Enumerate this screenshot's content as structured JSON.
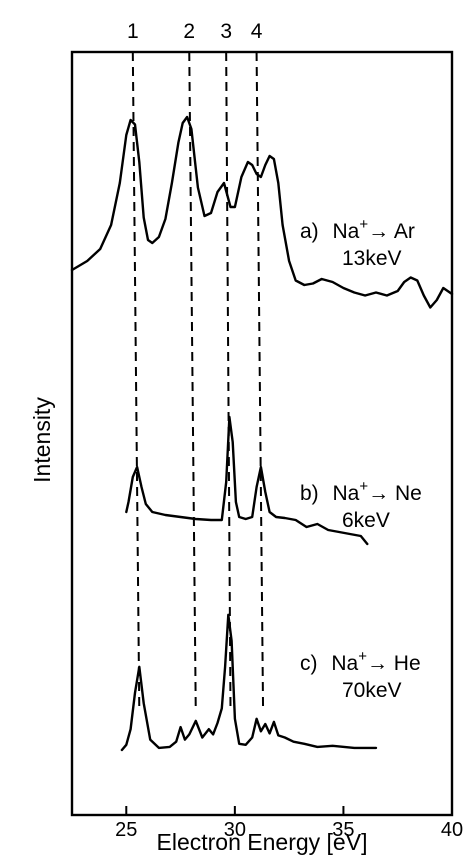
{
  "chart_data": {
    "type": "line",
    "xlabel": "Electron Energy [eV]",
    "ylabel": "Intensity",
    "xlim": [
      22.5,
      40
    ],
    "x_ticks": [
      25,
      30,
      35,
      40
    ],
    "y_ticks": false,
    "grid": false,
    "guide_lines": [
      {
        "label": "1",
        "x_top": 25.3,
        "x_bottom": 25.6
      },
      {
        "label": "2",
        "x_top": 27.9,
        "x_bottom": 28.2
      },
      {
        "label": "3",
        "x_top": 29.6,
        "x_bottom": 29.8
      },
      {
        "label": "4",
        "x_top": 31.0,
        "x_bottom": 31.3
      }
    ],
    "series": [
      {
        "label_prefix": "a)",
        "label_ion": "Na",
        "label_charge": "+",
        "label_arrow": "→",
        "label_target": "Ar",
        "label_energy": "13keV",
        "x": [
          22.5,
          23.2,
          23.8,
          24.3,
          24.7,
          25.0,
          25.2,
          25.4,
          25.6,
          25.8,
          26.0,
          26.2,
          26.5,
          26.8,
          27.1,
          27.4,
          27.6,
          27.8,
          28.0,
          28.3,
          28.6,
          28.9,
          29.2,
          29.5,
          29.8,
          30.0,
          30.3,
          30.6,
          30.8,
          31.0,
          31.2,
          31.4,
          31.6,
          31.8,
          32.0,
          32.2,
          32.5,
          32.8,
          33.2,
          33.6,
          34.0,
          34.5,
          35.0,
          35.5,
          36.0,
          36.5,
          37.0,
          37.5,
          37.8,
          38.1,
          38.4,
          38.7,
          39.0,
          39.3,
          39.6,
          40.0
        ],
        "y": [
          0.0,
          0.06,
          0.14,
          0.3,
          0.58,
          0.9,
          1.0,
          0.97,
          0.72,
          0.35,
          0.2,
          0.18,
          0.22,
          0.34,
          0.58,
          0.85,
          0.98,
          1.02,
          0.94,
          0.55,
          0.36,
          0.38,
          0.52,
          0.58,
          0.42,
          0.42,
          0.62,
          0.72,
          0.7,
          0.64,
          0.62,
          0.7,
          0.76,
          0.74,
          0.58,
          0.3,
          0.06,
          -0.07,
          -0.1,
          -0.09,
          -0.06,
          -0.08,
          -0.12,
          -0.15,
          -0.17,
          -0.15,
          -0.17,
          -0.14,
          -0.08,
          -0.05,
          -0.07,
          -0.17,
          -0.25,
          -0.2,
          -0.12,
          -0.16
        ]
      },
      {
        "label_prefix": "b)",
        "label_ion": "Na",
        "label_charge": "+",
        "label_arrow": "→",
        "label_target": "Ne",
        "label_energy": "6keV",
        "x": [
          25.0,
          25.1,
          25.3,
          25.5,
          25.7,
          25.9,
          26.2,
          26.8,
          27.5,
          28.2,
          28.9,
          29.4,
          29.6,
          29.75,
          29.9,
          30.05,
          30.2,
          30.5,
          30.8,
          31.0,
          31.2,
          31.4,
          31.6,
          31.9,
          32.3,
          32.8,
          33.3,
          33.8,
          34.3,
          34.8,
          35.3,
          35.8,
          36.1
        ],
        "y": [
          0.1,
          0.2,
          0.45,
          0.55,
          0.35,
          0.18,
          0.1,
          0.07,
          0.05,
          0.03,
          0.02,
          0.02,
          0.4,
          1.05,
          0.8,
          0.2,
          0.05,
          0.03,
          0.05,
          0.35,
          0.55,
          0.3,
          0.1,
          0.05,
          0.04,
          0.02,
          -0.05,
          -0.02,
          -0.08,
          -0.1,
          -0.12,
          -0.14,
          -0.22
        ]
      },
      {
        "label_prefix": "c)",
        "label_ion": "Na",
        "label_charge": "+",
        "label_arrow": "→",
        "label_target": "He",
        "label_energy": "70keV",
        "x": [
          24.8,
          25.0,
          25.2,
          25.4,
          25.6,
          25.8,
          26.1,
          26.5,
          27.0,
          27.3,
          27.5,
          27.7,
          27.9,
          28.2,
          28.5,
          28.8,
          29.0,
          29.2,
          29.4,
          29.55,
          29.7,
          29.85,
          30.0,
          30.2,
          30.5,
          30.8,
          31.0,
          31.2,
          31.4,
          31.6,
          31.8,
          32.0,
          32.3,
          32.7,
          33.2,
          33.8,
          34.5,
          35.5,
          36.5
        ],
        "y": [
          0.0,
          0.05,
          0.2,
          0.55,
          0.8,
          0.45,
          0.1,
          0.02,
          0.03,
          0.08,
          0.22,
          0.1,
          0.15,
          0.28,
          0.12,
          0.2,
          0.15,
          0.26,
          0.4,
          0.8,
          1.3,
          1.05,
          0.3,
          0.06,
          0.05,
          0.12,
          0.3,
          0.18,
          0.25,
          0.16,
          0.27,
          0.14,
          0.12,
          0.08,
          0.06,
          0.03,
          0.04,
          0.02,
          0.02
        ]
      }
    ]
  }
}
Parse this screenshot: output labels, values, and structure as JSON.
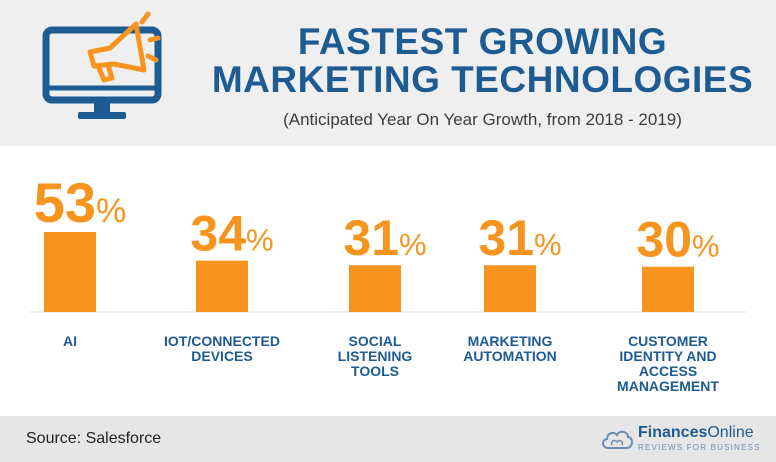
{
  "header": {
    "title_line1": "FASTEST GROWING",
    "title_line2": "MARKETING TECHNOLOGIES",
    "subtitle": "(Anticipated Year On Year Growth, from 2018 - 2019)",
    "icon": "monitor-megaphone-icon"
  },
  "colors": {
    "accent": "#f7941d",
    "title": "#1d5b93",
    "header_bg": "#efefef",
    "footer_bg": "#e6e6e6"
  },
  "chart_data": {
    "type": "bar",
    "categories": [
      "AI",
      "IOT/CONNECTED DEVICES",
      "SOCIAL LISTENING TOOLS",
      "MARKETING AUTOMATION",
      "CUSTOMER IDENTITY AND ACCESS MANAGEMENT"
    ],
    "category_lines": [
      [
        "AI"
      ],
      [
        "IOT/CONNECTED",
        "DEVICES"
      ],
      [
        "SOCIAL",
        "LISTENING",
        "TOOLS"
      ],
      [
        "MARKETING",
        "AUTOMATION"
      ],
      [
        "CUSTOMER",
        "IDENTITY AND",
        "ACCESS",
        "MANAGEMENT"
      ]
    ],
    "values": [
      53,
      34,
      31,
      31,
      30
    ],
    "value_labels": [
      "53",
      "34",
      "31",
      "31",
      "30"
    ],
    "unit": "%",
    "ylim": [
      0,
      53
    ],
    "grid": false,
    "legend": "none"
  },
  "footer": {
    "source": "Source: Salesforce",
    "brand_bold": "Finances",
    "brand_rest": "Online",
    "brand_tagline": "REVIEWS FOR BUSINESS",
    "brand_icon": "cloud-icon"
  }
}
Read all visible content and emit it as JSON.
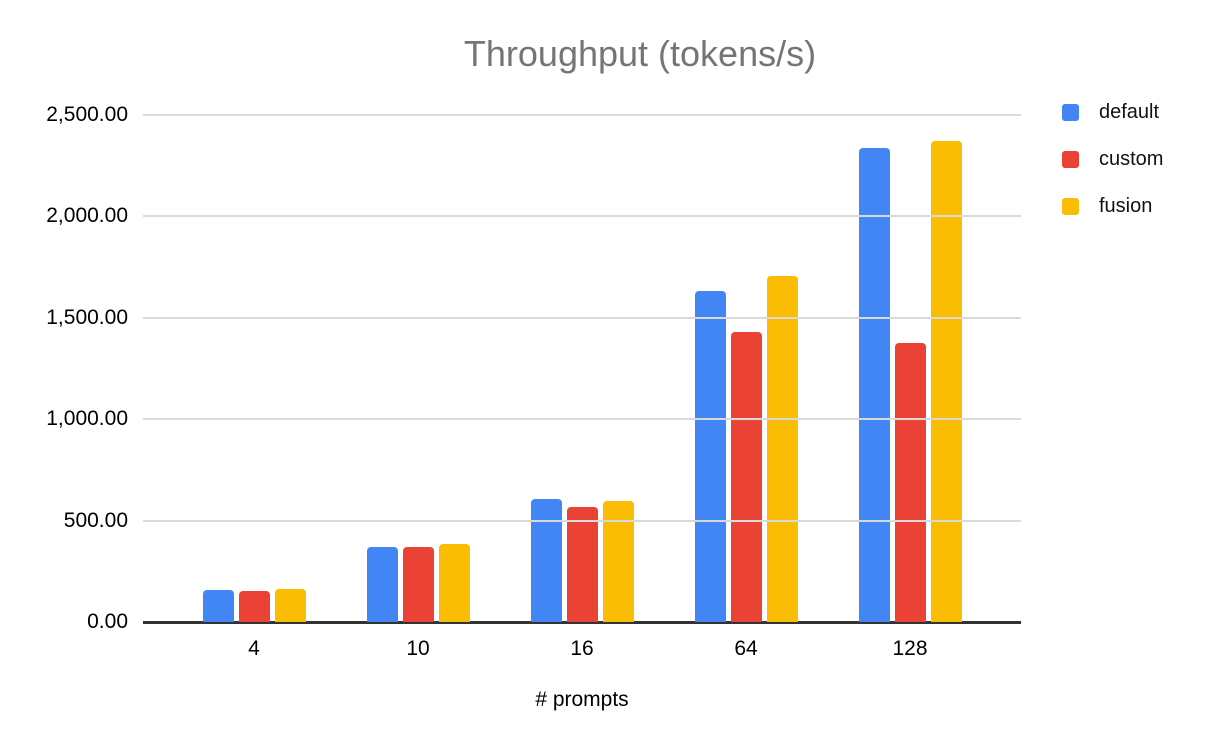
{
  "chart_data": {
    "type": "bar",
    "title": "Throughput (tokens/s)",
    "xlabel": "# prompts",
    "ylabel": "",
    "categories": [
      "4",
      "10",
      "16",
      "64",
      "128"
    ],
    "series": [
      {
        "name": "default",
        "color": "#4285F4",
        "values": [
          156,
          368,
          605,
          1632,
          2339
        ]
      },
      {
        "name": "custom",
        "color": "#EA4335",
        "values": [
          154,
          372,
          568,
          1430,
          1377
        ]
      },
      {
        "name": "fusion",
        "color": "#FBBC04",
        "values": [
          165,
          386,
          597,
          1706,
          2373
        ]
      }
    ],
    "ylim": [
      0,
      2500
    ],
    "ytick_step": 500,
    "ytick_labels": [
      "0.00",
      "500.00",
      "1,000.00",
      "1,500.00",
      "2,000.00",
      "2,500.00"
    ],
    "grid": true,
    "legend_position": "right",
    "colors": {
      "title_text": "#757575",
      "axis_text": "#000000",
      "gridline": "#d9d9d9",
      "axis_line": "#333333",
      "background": "#ffffff"
    }
  }
}
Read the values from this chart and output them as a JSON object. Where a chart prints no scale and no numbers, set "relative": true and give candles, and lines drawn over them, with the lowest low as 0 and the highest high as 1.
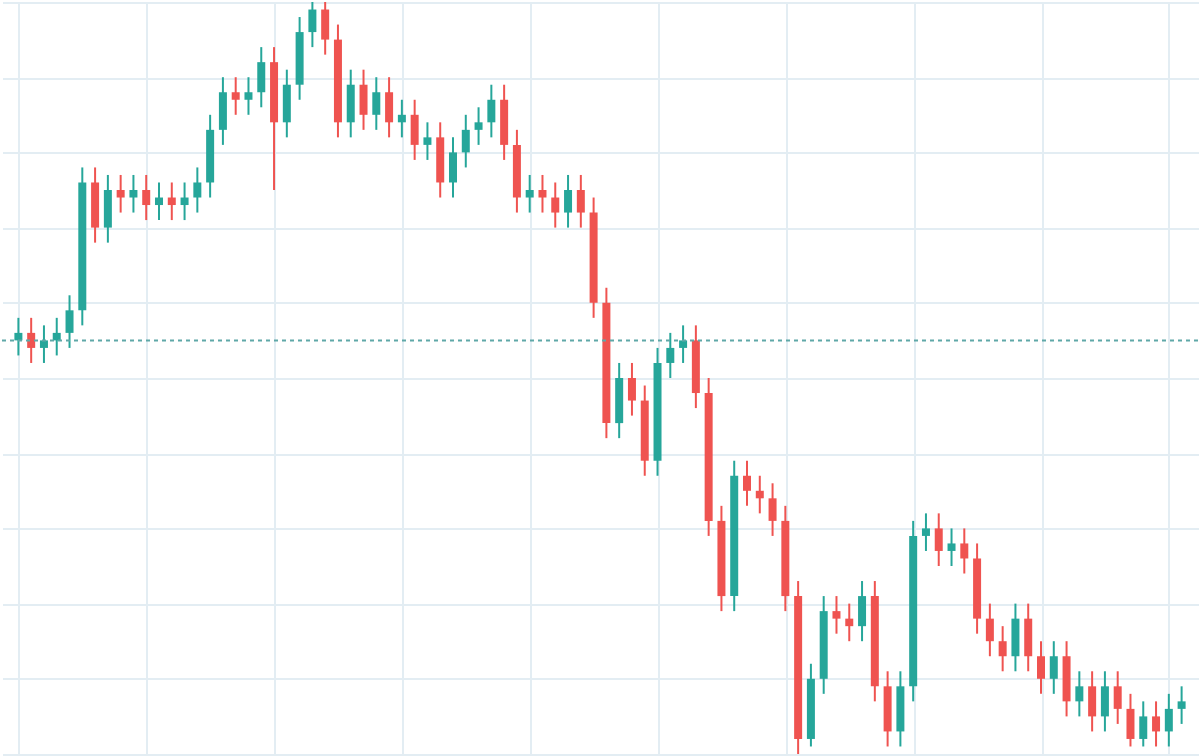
{
  "chart_data": {
    "type": "candlestick",
    "relative": true,
    "grid": true,
    "categories": [
      null,
      null,
      null,
      null,
      null,
      null,
      null,
      null,
      null,
      null,
      null,
      null,
      null,
      null,
      null,
      null,
      null,
      null,
      null,
      null,
      null,
      null,
      null,
      null,
      null,
      null,
      null,
      null,
      null,
      null,
      null,
      null,
      null,
      null,
      null,
      null,
      null,
      null,
      null,
      null,
      null,
      null,
      null,
      null,
      null,
      null,
      null,
      null,
      null,
      null,
      null,
      null,
      null,
      null,
      null,
      null,
      null,
      null,
      null,
      null,
      null,
      null,
      null,
      null,
      null,
      null,
      null,
      null,
      null,
      null,
      null,
      null,
      null,
      null,
      null,
      null,
      null,
      null,
      null,
      null,
      null,
      null,
      null,
      null,
      null,
      null,
      null,
      null,
      null,
      null,
      null,
      null
    ],
    "ohlc": [
      [
        0.55,
        0.58,
        0.53,
        0.56
      ],
      [
        0.56,
        0.58,
        0.52,
        0.54
      ],
      [
        0.54,
        0.57,
        0.52,
        0.55
      ],
      [
        0.55,
        0.58,
        0.53,
        0.56
      ],
      [
        0.56,
        0.61,
        0.54,
        0.59
      ],
      [
        0.59,
        0.78,
        0.57,
        0.76
      ],
      [
        0.76,
        0.78,
        0.68,
        0.7
      ],
      [
        0.7,
        0.77,
        0.68,
        0.75
      ],
      [
        0.75,
        0.77,
        0.72,
        0.74
      ],
      [
        0.74,
        0.77,
        0.72,
        0.75
      ],
      [
        0.75,
        0.77,
        0.71,
        0.73
      ],
      [
        0.73,
        0.76,
        0.71,
        0.74
      ],
      [
        0.74,
        0.76,
        0.71,
        0.73
      ],
      [
        0.73,
        0.76,
        0.71,
        0.74
      ],
      [
        0.74,
        0.78,
        0.72,
        0.76
      ],
      [
        0.76,
        0.85,
        0.74,
        0.83
      ],
      [
        0.83,
        0.9,
        0.81,
        0.88
      ],
      [
        0.88,
        0.9,
        0.85,
        0.87
      ],
      [
        0.87,
        0.9,
        0.85,
        0.88
      ],
      [
        0.88,
        0.94,
        0.86,
        0.92
      ],
      [
        0.92,
        0.94,
        0.75,
        0.84
      ],
      [
        0.84,
        0.91,
        0.82,
        0.89
      ],
      [
        0.89,
        0.98,
        0.87,
        0.96
      ],
      [
        0.96,
        1,
        0.94,
        0.99
      ],
      [
        0.99,
        1,
        0.93,
        0.95
      ],
      [
        0.95,
        0.97,
        0.82,
        0.84
      ],
      [
        0.84,
        0.91,
        0.82,
        0.89
      ],
      [
        0.89,
        0.91,
        0.83,
        0.85
      ],
      [
        0.85,
        0.9,
        0.83,
        0.88
      ],
      [
        0.88,
        0.9,
        0.82,
        0.84
      ],
      [
        0.84,
        0.87,
        0.82,
        0.85
      ],
      [
        0.85,
        0.87,
        0.79,
        0.81
      ],
      [
        0.81,
        0.84,
        0.79,
        0.82
      ],
      [
        0.82,
        0.84,
        0.74,
        0.76
      ],
      [
        0.76,
        0.82,
        0.74,
        0.8
      ],
      [
        0.8,
        0.85,
        0.78,
        0.83
      ],
      [
        0.83,
        0.86,
        0.81,
        0.84
      ],
      [
        0.84,
        0.89,
        0.82,
        0.87
      ],
      [
        0.87,
        0.89,
        0.79,
        0.81
      ],
      [
        0.81,
        0.83,
        0.72,
        0.74
      ],
      [
        0.74,
        0.77,
        0.72,
        0.75
      ],
      [
        0.75,
        0.77,
        0.72,
        0.74
      ],
      [
        0.74,
        0.76,
        0.7,
        0.72
      ],
      [
        0.72,
        0.77,
        0.7,
        0.75
      ],
      [
        0.75,
        0.77,
        0.7,
        0.72
      ],
      [
        0.72,
        0.74,
        0.58,
        0.6
      ],
      [
        0.6,
        0.62,
        0.42,
        0.44
      ],
      [
        0.44,
        0.52,
        0.42,
        0.5
      ],
      [
        0.5,
        0.52,
        0.45,
        0.47
      ],
      [
        0.47,
        0.49,
        0.37,
        0.39
      ],
      [
        0.39,
        0.54,
        0.37,
        0.52
      ],
      [
        0.52,
        0.56,
        0.5,
        0.54
      ],
      [
        0.54,
        0.57,
        0.52,
        0.55
      ],
      [
        0.55,
        0.57,
        0.46,
        0.48
      ],
      [
        0.48,
        0.5,
        0.29,
        0.31
      ],
      [
        0.31,
        0.33,
        0.19,
        0.21
      ],
      [
        0.21,
        0.39,
        0.19,
        0.37
      ],
      [
        0.37,
        0.39,
        0.33,
        0.35
      ],
      [
        0.35,
        0.37,
        0.32,
        0.34
      ],
      [
        0.34,
        0.36,
        0.29,
        0.31
      ],
      [
        0.31,
        0.33,
        0.19,
        0.21
      ],
      [
        0.21,
        0.23,
        0,
        0.02
      ],
      [
        0.02,
        0.12,
        0.01,
        0.1
      ],
      [
        0.1,
        0.21,
        0.08,
        0.19
      ],
      [
        0.19,
        0.21,
        0.16,
        0.18
      ],
      [
        0.18,
        0.2,
        0.15,
        0.17
      ],
      [
        0.17,
        0.23,
        0.15,
        0.21
      ],
      [
        0.21,
        0.23,
        0.07,
        0.09
      ],
      [
        0.09,
        0.11,
        0.01,
        0.03
      ],
      [
        0.03,
        0.11,
        0.01,
        0.09
      ],
      [
        0.09,
        0.31,
        0.07,
        0.29
      ],
      [
        0.29,
        0.32,
        0.27,
        0.3
      ],
      [
        0.3,
        0.32,
        0.25,
        0.27
      ],
      [
        0.27,
        0.3,
        0.25,
        0.28
      ],
      [
        0.28,
        0.3,
        0.24,
        0.26
      ],
      [
        0.26,
        0.28,
        0.16,
        0.18
      ],
      [
        0.18,
        0.2,
        0.13,
        0.15
      ],
      [
        0.15,
        0.17,
        0.11,
        0.13
      ],
      [
        0.13,
        0.2,
        0.11,
        0.18
      ],
      [
        0.18,
        0.2,
        0.11,
        0.13
      ],
      [
        0.13,
        0.15,
        0.08,
        0.1
      ],
      [
        0.1,
        0.15,
        0.08,
        0.13
      ],
      [
        0.13,
        0.15,
        0.05,
        0.07
      ],
      [
        0.07,
        0.11,
        0.05,
        0.09
      ],
      [
        0.09,
        0.11,
        0.03,
        0.05
      ],
      [
        0.05,
        0.11,
        0.03,
        0.09
      ],
      [
        0.09,
        0.11,
        0.04,
        0.06
      ],
      [
        0.06,
        0.08,
        0.01,
        0.02
      ],
      [
        0.02,
        0.07,
        0.01,
        0.05
      ],
      [
        0.05,
        0.07,
        0.01,
        0.03
      ],
      [
        0.03,
        0.08,
        0.01,
        0.06
      ],
      [
        0.06,
        0.09,
        0.04,
        0.07
      ]
    ],
    "colors": [
      "#26a69a",
      "#ef5350",
      "#26a69a",
      "#26a69a",
      "#26a69a",
      "#26a69a",
      "#ef5350",
      "#26a69a",
      "#ef5350",
      "#26a69a",
      "#ef5350",
      "#26a69a",
      "#ef5350",
      "#26a69a",
      "#26a69a",
      "#26a69a",
      "#26a69a",
      "#ef5350",
      "#26a69a",
      "#26a69a",
      "#ef5350",
      "#26a69a",
      "#26a69a",
      "#26a69a",
      "#ef5350",
      "#ef5350",
      "#26a69a",
      "#ef5350",
      "#26a69a",
      "#ef5350",
      "#26a69a",
      "#ef5350",
      "#26a69a",
      "#ef5350",
      "#26a69a",
      "#26a69a",
      "#26a69a",
      "#26a69a",
      "#ef5350",
      "#ef5350",
      "#26a69a",
      "#ef5350",
      "#ef5350",
      "#26a69a",
      "#ef5350",
      "#ef5350",
      "#ef5350",
      "#26a69a",
      "#ef5350",
      "#ef5350",
      "#26a69a",
      "#26a69a",
      "#26a69a",
      "#ef5350",
      "#ef5350",
      "#ef5350",
      "#26a69a",
      "#ef5350",
      "#ef5350",
      "#ef5350",
      "#ef5350",
      "#ef5350",
      "#26a69a",
      "#26a69a",
      "#ef5350",
      "#ef5350",
      "#26a69a",
      "#ef5350",
      "#ef5350",
      "#26a69a",
      "#26a69a",
      "#26a69a",
      "#ef5350",
      "#26a69a",
      "#ef5350",
      "#ef5350",
      "#ef5350",
      "#ef5350",
      "#26a69a",
      "#ef5350",
      "#ef5350",
      "#26a69a",
      "#ef5350",
      "#26a69a",
      "#ef5350",
      "#26a69a",
      "#ef5350",
      "#ef5350",
      "#26a69a",
      "#ef5350",
      "#26a69a",
      "#26a69a"
    ],
    "ref_lines": [
      {
        "axis": "y",
        "value": 0.55,
        "color": "#5fa8a8",
        "line_style": "dotted"
      }
    ]
  }
}
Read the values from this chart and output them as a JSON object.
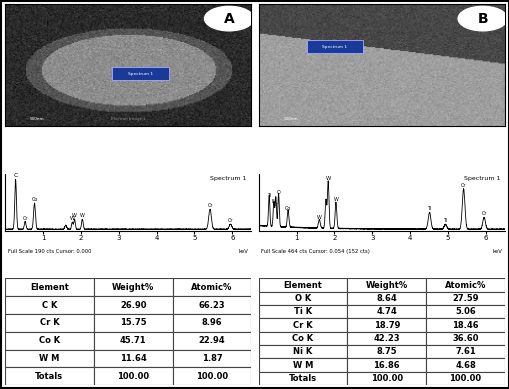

⁂

In the entries above, find every line holding the word "type" and copy it out.

**Reply:**
    "type": "line",
    "type": "bar",
    "type": "bar",
    "type": "candlestick",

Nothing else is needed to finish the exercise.